- [TASK DIRECTIONS] Each entry that follows needs to be written out exactly, with nothing left out.
### EXERCISE INPUTS ###
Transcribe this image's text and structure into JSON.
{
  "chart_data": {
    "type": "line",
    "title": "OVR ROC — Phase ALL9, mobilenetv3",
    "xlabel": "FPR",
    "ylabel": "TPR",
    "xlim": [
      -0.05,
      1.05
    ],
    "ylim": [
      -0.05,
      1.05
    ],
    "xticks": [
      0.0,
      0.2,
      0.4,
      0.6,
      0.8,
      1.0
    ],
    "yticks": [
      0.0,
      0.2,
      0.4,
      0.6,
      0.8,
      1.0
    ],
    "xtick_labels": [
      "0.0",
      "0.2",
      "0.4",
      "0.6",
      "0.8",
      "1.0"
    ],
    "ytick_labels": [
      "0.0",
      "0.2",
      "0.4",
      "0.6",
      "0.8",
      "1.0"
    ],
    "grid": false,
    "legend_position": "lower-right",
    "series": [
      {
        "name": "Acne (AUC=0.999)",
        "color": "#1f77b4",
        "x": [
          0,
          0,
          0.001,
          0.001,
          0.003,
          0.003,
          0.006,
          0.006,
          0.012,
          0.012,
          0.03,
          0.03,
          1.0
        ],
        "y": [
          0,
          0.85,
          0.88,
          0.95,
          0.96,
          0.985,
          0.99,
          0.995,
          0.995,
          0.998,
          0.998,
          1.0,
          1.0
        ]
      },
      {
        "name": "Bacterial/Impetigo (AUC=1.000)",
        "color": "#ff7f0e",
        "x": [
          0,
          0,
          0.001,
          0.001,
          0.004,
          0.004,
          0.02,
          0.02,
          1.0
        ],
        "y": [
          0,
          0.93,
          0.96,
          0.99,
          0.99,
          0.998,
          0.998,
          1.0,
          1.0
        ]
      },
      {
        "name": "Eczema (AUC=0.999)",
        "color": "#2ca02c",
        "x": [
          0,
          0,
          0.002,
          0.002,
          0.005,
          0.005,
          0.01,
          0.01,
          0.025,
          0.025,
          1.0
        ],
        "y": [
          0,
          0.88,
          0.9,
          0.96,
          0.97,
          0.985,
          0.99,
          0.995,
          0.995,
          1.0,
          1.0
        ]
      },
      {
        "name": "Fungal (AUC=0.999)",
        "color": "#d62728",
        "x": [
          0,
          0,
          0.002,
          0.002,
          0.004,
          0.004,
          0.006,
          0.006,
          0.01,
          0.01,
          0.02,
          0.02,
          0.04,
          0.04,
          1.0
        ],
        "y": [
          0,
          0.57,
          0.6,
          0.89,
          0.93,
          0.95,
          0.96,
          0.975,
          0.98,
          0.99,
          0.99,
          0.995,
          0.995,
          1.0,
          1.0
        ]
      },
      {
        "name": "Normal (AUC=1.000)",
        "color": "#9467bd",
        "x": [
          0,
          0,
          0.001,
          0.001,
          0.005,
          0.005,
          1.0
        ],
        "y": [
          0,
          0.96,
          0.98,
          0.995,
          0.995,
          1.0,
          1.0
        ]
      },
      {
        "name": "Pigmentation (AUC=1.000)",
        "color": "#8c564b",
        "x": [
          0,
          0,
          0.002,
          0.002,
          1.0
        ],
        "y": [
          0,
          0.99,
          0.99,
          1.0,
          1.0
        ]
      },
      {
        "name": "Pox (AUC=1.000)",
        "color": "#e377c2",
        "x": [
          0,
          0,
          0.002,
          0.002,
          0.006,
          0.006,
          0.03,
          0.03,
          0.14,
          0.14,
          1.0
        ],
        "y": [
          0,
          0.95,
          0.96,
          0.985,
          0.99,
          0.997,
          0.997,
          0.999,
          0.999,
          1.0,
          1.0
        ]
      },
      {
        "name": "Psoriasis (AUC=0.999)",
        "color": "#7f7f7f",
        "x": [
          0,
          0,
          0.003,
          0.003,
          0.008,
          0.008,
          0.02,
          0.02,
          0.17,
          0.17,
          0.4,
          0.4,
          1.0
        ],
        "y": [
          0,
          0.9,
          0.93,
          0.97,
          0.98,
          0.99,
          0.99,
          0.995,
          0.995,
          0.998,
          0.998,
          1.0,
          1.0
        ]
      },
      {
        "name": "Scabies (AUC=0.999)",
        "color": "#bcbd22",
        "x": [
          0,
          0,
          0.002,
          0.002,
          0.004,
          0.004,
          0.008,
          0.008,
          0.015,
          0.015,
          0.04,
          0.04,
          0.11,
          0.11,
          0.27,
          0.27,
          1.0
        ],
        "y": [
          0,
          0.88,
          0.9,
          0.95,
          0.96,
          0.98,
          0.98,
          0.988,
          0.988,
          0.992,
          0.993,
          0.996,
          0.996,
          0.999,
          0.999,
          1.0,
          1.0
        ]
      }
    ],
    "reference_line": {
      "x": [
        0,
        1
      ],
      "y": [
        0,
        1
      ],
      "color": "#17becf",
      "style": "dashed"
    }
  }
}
###
- [FINISHED TASK]
Transcribe this image's text and structure into JSON.
{
  "chart_data": {
    "type": "line",
    "title": "OVR ROC — Phase ALL9, mobilenetv3",
    "xlabel": "FPR",
    "ylabel": "TPR",
    "xlim": [
      -0.05,
      1.05
    ],
    "ylim": [
      -0.05,
      1.05
    ],
    "xticks": [
      0.0,
      0.2,
      0.4,
      0.6,
      0.8,
      1.0
    ],
    "yticks": [
      0.0,
      0.2,
      0.4,
      0.6,
      0.8,
      1.0
    ],
    "xtick_labels": [
      "0.0",
      "0.2",
      "0.4",
      "0.6",
      "0.8",
      "1.0"
    ],
    "ytick_labels": [
      "0.0",
      "0.2",
      "0.4",
      "0.6",
      "0.8",
      "1.0"
    ],
    "grid": false,
    "legend_position": "lower-right",
    "series": [
      {
        "name": "Acne (AUC=0.999)",
        "color": "#1f77b4",
        "x": [
          0,
          0,
          0.001,
          0.001,
          0.003,
          0.003,
          0.006,
          0.006,
          0.012,
          0.012,
          0.03,
          0.03,
          1.0
        ],
        "y": [
          0,
          0.85,
          0.88,
          0.95,
          0.96,
          0.985,
          0.99,
          0.995,
          0.995,
          0.998,
          0.998,
          1.0,
          1.0
        ]
      },
      {
        "name": "Bacterial/Impetigo (AUC=1.000)",
        "color": "#ff7f0e",
        "x": [
          0,
          0,
          0.001,
          0.001,
          0.004,
          0.004,
          0.02,
          0.02,
          1.0
        ],
        "y": [
          0,
          0.93,
          0.96,
          0.99,
          0.99,
          0.998,
          0.998,
          1.0,
          1.0
        ]
      },
      {
        "name": "Eczema (AUC=0.999)",
        "color": "#2ca02c",
        "x": [
          0,
          0,
          0.002,
          0.002,
          0.005,
          0.005,
          0.01,
          0.01,
          0.025,
          0.025,
          1.0
        ],
        "y": [
          0,
          0.88,
          0.9,
          0.96,
          0.97,
          0.985,
          0.99,
          0.995,
          0.995,
          1.0,
          1.0
        ]
      },
      {
        "name": "Fungal (AUC=0.999)",
        "color": "#d62728",
        "x": [
          0,
          0,
          0.002,
          0.002,
          0.004,
          0.004,
          0.006,
          0.006,
          0.01,
          0.01,
          0.02,
          0.02,
          0.04,
          0.04,
          1.0
        ],
        "y": [
          0,
          0.57,
          0.6,
          0.89,
          0.93,
          0.95,
          0.96,
          0.975,
          0.98,
          0.99,
          0.99,
          0.995,
          0.995,
          1.0,
          1.0
        ]
      },
      {
        "name": "Normal (AUC=1.000)",
        "color": "#9467bd",
        "x": [
          0,
          0,
          0.001,
          0.001,
          0.005,
          0.005,
          1.0
        ],
        "y": [
          0,
          0.96,
          0.98,
          0.995,
          0.995,
          1.0,
          1.0
        ]
      },
      {
        "name": "Pigmentation (AUC=1.000)",
        "color": "#8c564b",
        "x": [
          0,
          0,
          0.002,
          0.002,
          1.0
        ],
        "y": [
          0,
          0.99,
          0.99,
          1.0,
          1.0
        ]
      },
      {
        "name": "Pox (AUC=1.000)",
        "color": "#e377c2",
        "x": [
          0,
          0,
          0.002,
          0.002,
          0.006,
          0.006,
          0.03,
          0.03,
          0.14,
          0.14,
          1.0
        ],
        "y": [
          0,
          0.95,
          0.96,
          0.985,
          0.99,
          0.997,
          0.997,
          0.999,
          0.999,
          1.0,
          1.0
        ]
      },
      {
        "name": "Psoriasis (AUC=0.999)",
        "color": "#7f7f7f",
        "x": [
          0,
          0,
          0.003,
          0.003,
          0.008,
          0.008,
          0.02,
          0.02,
          0.17,
          0.17,
          0.4,
          0.4,
          1.0
        ],
        "y": [
          0,
          0.9,
          0.93,
          0.97,
          0.98,
          0.99,
          0.99,
          0.995,
          0.995,
          0.998,
          0.998,
          1.0,
          1.0
        ]
      },
      {
        "name": "Scabies (AUC=0.999)",
        "color": "#bcbd22",
        "x": [
          0,
          0,
          0.002,
          0.002,
          0.004,
          0.004,
          0.008,
          0.008,
          0.015,
          0.015,
          0.04,
          0.04,
          0.11,
          0.11,
          0.27,
          0.27,
          1.0
        ],
        "y": [
          0,
          0.88,
          0.9,
          0.95,
          0.96,
          0.98,
          0.98,
          0.988,
          0.988,
          0.992,
          0.993,
          0.996,
          0.996,
          0.999,
          0.999,
          1.0,
          1.0
        ]
      }
    ],
    "reference_line": {
      "x": [
        0,
        1
      ],
      "y": [
        0,
        1
      ],
      "color": "#17becf",
      "style": "dashed"
    }
  }
}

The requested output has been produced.